• **Exercise details**:
Count the lines in the records below that contain the word "County", and reply with only that number.

• **Extracted data**:

..........

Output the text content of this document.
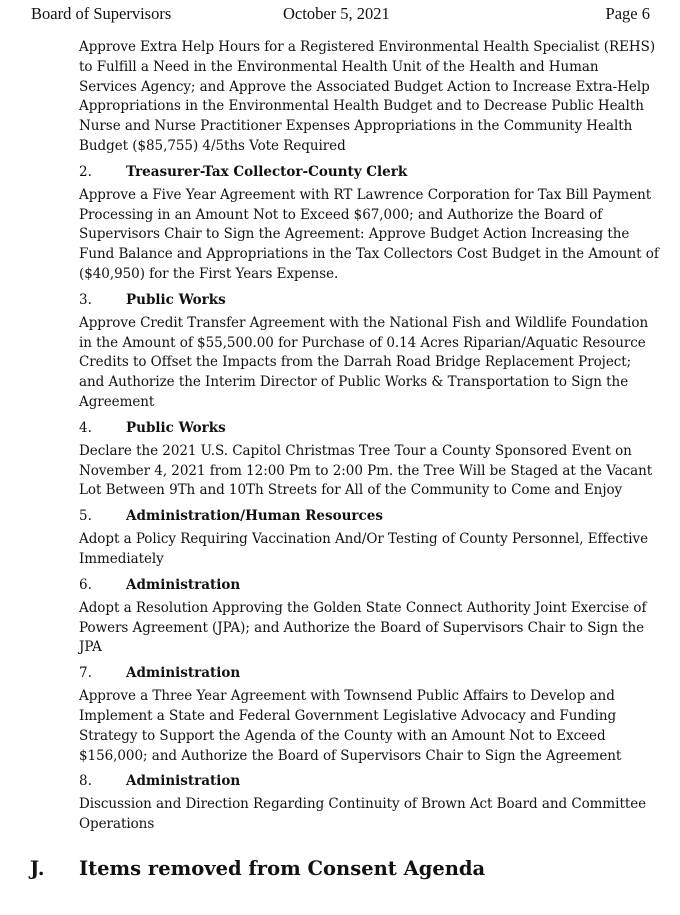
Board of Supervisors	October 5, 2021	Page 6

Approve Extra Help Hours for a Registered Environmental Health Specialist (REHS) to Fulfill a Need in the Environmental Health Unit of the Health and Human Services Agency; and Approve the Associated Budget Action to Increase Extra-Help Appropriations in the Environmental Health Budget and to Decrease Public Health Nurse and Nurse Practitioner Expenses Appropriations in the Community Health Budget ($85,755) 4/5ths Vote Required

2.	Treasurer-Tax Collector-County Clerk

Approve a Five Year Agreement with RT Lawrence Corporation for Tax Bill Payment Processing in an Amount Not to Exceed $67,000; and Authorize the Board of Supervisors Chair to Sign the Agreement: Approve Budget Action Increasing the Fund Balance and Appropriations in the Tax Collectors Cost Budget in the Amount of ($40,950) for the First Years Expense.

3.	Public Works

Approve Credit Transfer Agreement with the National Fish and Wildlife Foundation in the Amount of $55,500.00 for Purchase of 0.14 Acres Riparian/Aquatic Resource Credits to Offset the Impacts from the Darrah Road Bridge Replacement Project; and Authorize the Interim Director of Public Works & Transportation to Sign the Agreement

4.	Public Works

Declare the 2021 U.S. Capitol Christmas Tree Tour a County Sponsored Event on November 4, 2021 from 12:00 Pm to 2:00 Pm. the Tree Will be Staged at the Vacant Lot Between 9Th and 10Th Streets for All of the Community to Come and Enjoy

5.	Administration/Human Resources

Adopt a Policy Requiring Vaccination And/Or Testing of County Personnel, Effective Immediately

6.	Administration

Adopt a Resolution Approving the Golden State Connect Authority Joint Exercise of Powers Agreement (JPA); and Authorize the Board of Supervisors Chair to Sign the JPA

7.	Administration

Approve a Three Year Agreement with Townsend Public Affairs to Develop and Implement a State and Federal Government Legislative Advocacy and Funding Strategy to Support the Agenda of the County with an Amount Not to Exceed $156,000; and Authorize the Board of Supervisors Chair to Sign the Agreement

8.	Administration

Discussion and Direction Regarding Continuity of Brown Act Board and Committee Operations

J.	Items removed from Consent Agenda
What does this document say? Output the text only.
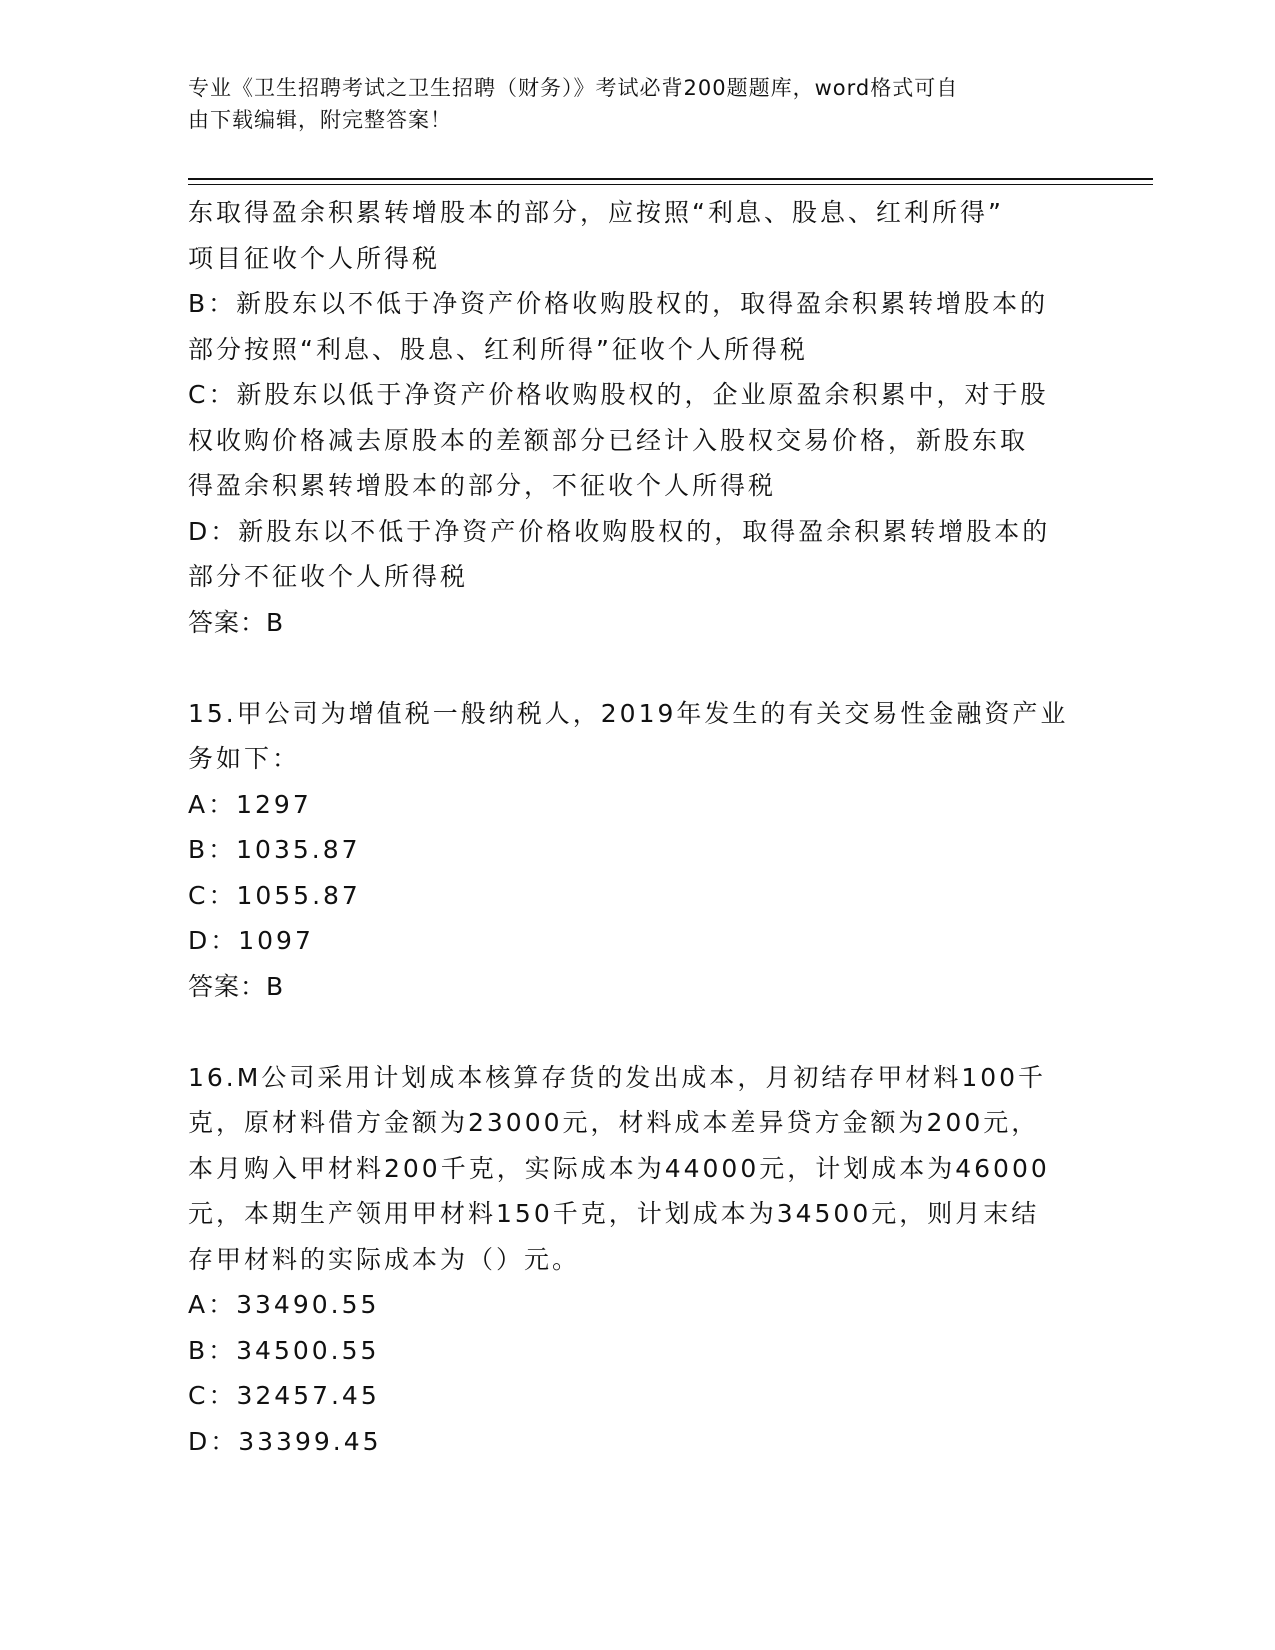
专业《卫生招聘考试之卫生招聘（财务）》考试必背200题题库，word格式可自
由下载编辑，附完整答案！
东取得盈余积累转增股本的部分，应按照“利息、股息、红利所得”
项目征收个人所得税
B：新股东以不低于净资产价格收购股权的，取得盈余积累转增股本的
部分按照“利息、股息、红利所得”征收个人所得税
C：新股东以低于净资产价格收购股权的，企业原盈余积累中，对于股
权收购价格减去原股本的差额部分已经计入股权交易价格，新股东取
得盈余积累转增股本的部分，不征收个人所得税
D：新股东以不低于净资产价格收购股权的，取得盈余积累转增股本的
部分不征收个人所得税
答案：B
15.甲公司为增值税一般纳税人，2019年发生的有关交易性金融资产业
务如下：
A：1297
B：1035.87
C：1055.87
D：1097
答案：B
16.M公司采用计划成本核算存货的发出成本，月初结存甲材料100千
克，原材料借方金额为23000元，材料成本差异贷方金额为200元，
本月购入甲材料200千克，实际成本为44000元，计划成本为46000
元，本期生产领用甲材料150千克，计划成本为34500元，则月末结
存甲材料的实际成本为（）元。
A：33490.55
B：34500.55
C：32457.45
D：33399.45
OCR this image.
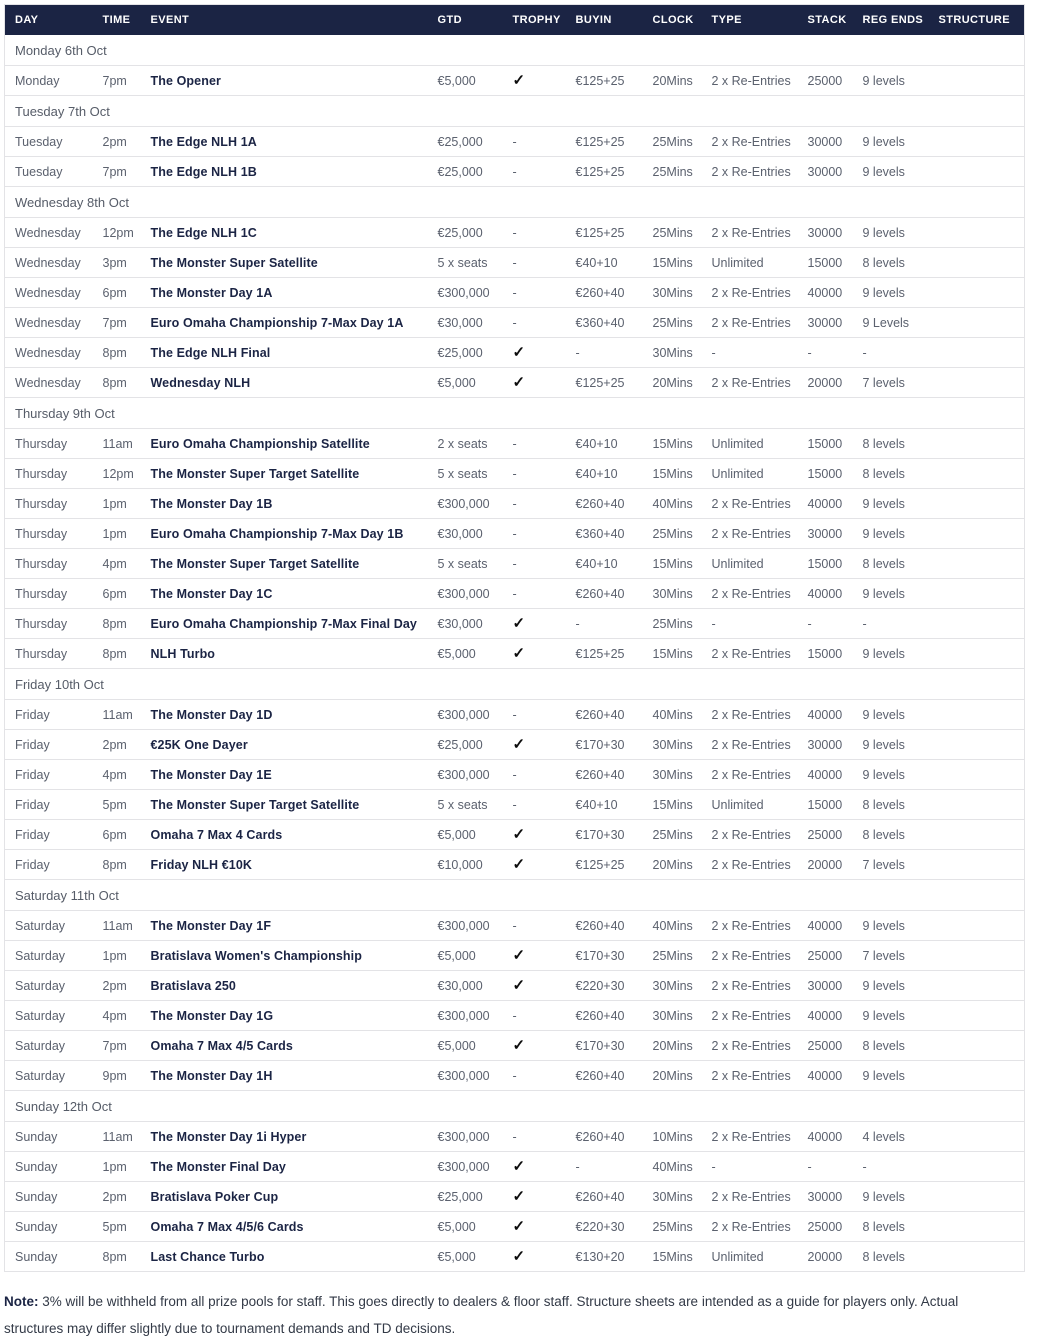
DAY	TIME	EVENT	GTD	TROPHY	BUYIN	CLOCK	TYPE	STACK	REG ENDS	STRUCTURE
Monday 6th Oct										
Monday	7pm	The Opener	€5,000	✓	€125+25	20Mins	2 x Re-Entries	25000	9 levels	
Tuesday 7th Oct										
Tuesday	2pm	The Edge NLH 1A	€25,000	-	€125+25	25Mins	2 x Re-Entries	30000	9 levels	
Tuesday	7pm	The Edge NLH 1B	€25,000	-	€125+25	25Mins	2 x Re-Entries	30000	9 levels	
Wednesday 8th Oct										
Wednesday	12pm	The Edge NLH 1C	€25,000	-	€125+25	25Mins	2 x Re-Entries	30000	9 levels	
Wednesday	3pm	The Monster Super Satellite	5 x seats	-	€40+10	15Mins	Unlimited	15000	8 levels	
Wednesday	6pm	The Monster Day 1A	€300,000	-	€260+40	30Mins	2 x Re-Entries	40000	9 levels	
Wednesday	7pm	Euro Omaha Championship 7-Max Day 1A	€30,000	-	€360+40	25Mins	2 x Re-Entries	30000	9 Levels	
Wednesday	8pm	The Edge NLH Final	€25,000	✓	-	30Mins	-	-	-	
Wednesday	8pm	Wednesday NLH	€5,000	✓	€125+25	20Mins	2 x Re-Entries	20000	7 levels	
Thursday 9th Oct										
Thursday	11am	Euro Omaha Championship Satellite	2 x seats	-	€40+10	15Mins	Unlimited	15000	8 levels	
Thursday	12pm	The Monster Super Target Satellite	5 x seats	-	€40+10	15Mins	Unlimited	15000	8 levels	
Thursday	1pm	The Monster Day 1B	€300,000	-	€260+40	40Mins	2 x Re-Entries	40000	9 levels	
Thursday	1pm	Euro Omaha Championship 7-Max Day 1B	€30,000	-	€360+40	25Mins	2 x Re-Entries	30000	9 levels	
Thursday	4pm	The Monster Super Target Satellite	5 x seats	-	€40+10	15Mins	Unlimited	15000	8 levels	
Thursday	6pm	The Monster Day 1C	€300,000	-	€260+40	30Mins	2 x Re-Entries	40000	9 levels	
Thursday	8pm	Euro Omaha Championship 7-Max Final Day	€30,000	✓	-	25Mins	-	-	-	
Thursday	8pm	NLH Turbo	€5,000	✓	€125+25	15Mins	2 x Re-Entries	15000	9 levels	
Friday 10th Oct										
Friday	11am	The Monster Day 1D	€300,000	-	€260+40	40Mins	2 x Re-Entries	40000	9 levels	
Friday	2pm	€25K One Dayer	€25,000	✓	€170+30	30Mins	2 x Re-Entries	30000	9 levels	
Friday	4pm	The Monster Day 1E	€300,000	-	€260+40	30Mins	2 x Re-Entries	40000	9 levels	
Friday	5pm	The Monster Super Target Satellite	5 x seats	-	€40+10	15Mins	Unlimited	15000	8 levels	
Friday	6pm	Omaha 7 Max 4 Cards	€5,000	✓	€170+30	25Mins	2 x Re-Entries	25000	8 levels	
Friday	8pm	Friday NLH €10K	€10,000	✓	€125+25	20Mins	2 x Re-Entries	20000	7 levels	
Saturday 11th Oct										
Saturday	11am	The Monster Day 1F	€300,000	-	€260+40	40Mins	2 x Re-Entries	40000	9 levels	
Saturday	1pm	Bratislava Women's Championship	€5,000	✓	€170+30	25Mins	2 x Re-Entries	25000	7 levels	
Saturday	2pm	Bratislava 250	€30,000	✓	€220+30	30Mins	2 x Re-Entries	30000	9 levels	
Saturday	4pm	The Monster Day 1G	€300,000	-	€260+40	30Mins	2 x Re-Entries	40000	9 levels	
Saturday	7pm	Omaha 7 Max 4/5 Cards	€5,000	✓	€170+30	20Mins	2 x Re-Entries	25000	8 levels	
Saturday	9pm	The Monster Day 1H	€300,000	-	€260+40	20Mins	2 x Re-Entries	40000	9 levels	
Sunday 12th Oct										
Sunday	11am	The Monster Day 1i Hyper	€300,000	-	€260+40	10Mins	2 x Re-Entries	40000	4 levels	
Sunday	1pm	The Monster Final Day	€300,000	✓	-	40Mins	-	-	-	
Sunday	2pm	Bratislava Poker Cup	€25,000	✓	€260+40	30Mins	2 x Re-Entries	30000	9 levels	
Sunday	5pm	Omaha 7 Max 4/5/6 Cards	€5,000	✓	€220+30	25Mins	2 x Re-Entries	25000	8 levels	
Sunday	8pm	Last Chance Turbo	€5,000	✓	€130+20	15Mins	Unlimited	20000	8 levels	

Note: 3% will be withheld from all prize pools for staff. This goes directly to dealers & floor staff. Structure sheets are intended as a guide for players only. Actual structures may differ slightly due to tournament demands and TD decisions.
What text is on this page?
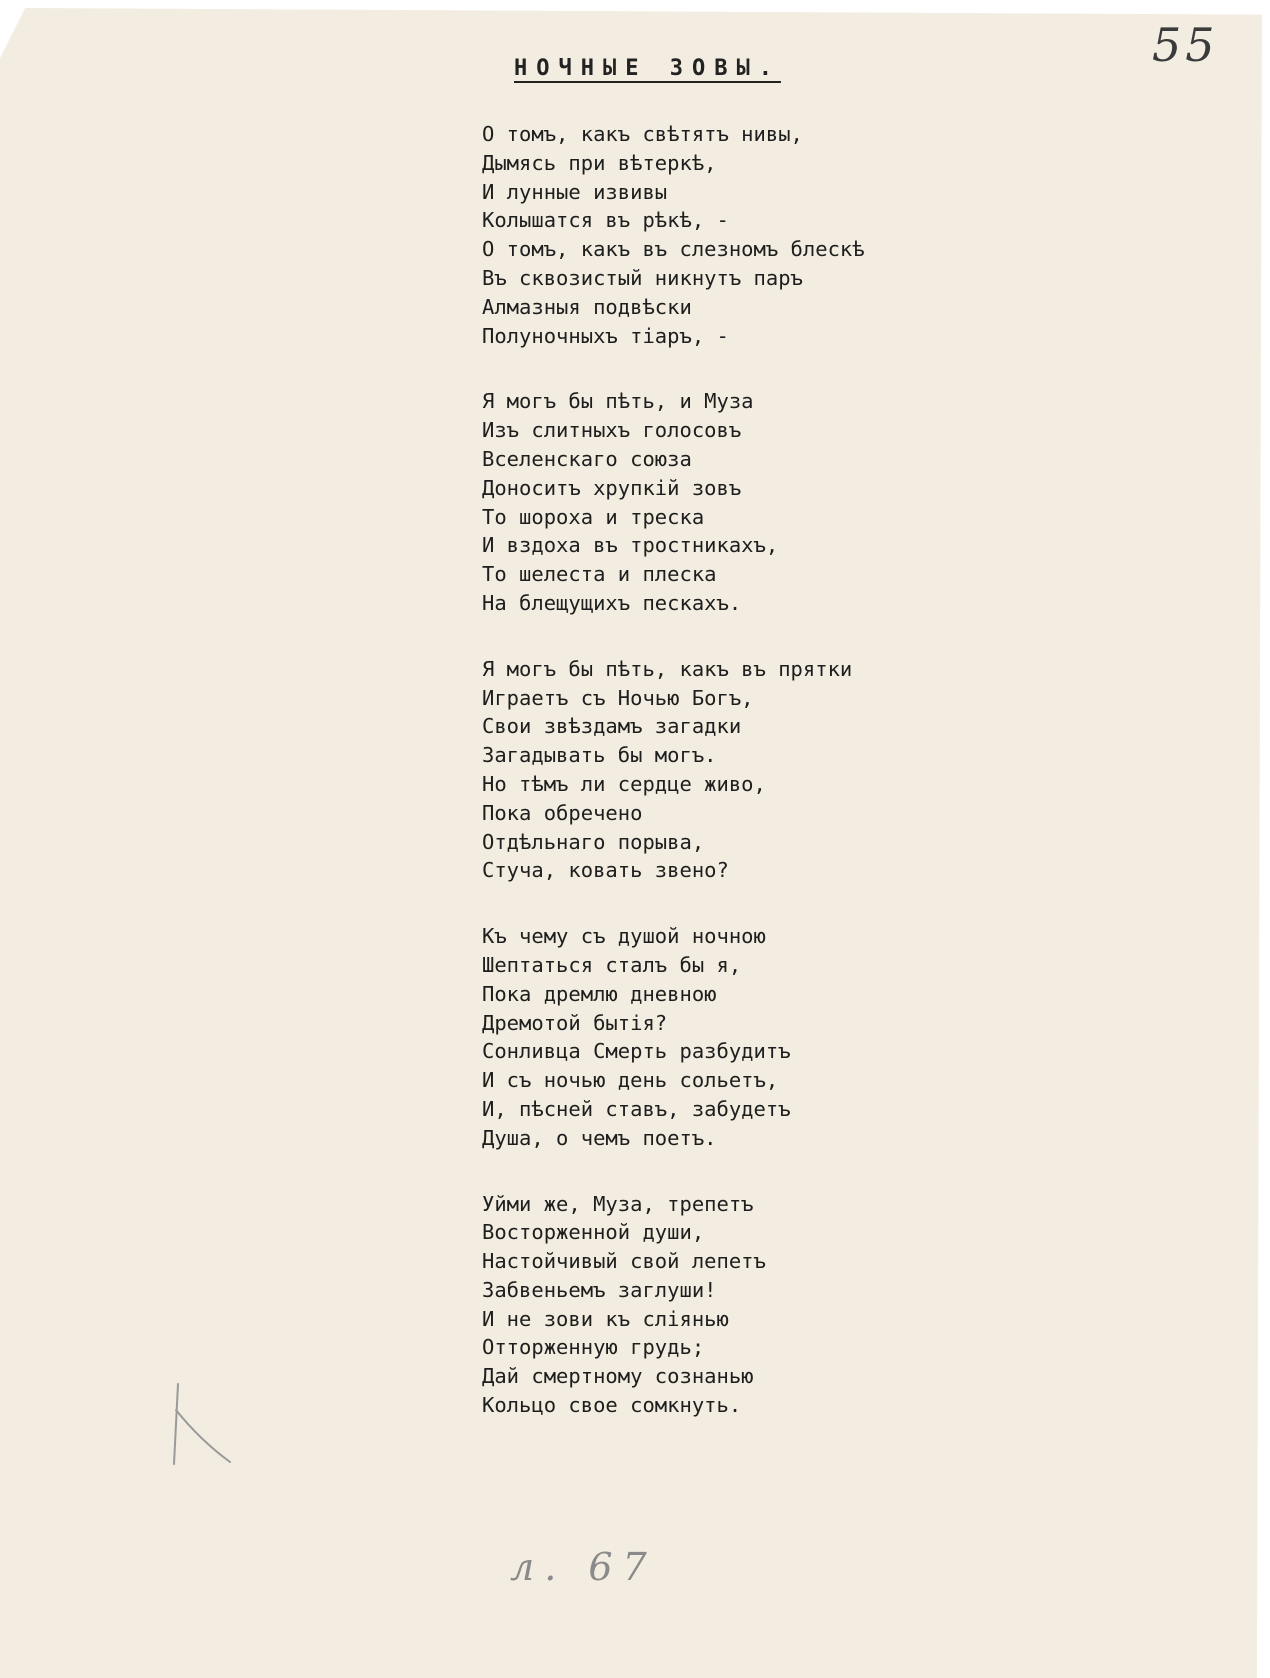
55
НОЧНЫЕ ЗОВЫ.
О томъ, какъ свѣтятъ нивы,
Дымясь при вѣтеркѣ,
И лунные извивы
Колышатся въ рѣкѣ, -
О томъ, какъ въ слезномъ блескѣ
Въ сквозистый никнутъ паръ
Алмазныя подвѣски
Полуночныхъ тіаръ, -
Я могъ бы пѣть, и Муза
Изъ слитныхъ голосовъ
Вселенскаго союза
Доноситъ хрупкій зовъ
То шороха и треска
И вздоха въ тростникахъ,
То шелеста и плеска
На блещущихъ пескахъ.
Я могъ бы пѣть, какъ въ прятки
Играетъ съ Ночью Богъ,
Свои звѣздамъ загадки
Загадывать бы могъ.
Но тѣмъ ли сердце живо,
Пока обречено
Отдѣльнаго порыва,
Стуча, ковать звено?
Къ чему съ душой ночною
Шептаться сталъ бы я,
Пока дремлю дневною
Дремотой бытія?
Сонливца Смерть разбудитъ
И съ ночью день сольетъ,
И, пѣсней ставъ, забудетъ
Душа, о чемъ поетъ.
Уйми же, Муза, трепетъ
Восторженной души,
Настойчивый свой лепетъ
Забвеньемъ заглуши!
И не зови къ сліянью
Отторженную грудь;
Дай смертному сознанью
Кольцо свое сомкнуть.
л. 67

..........

• **Reply to the task**:
4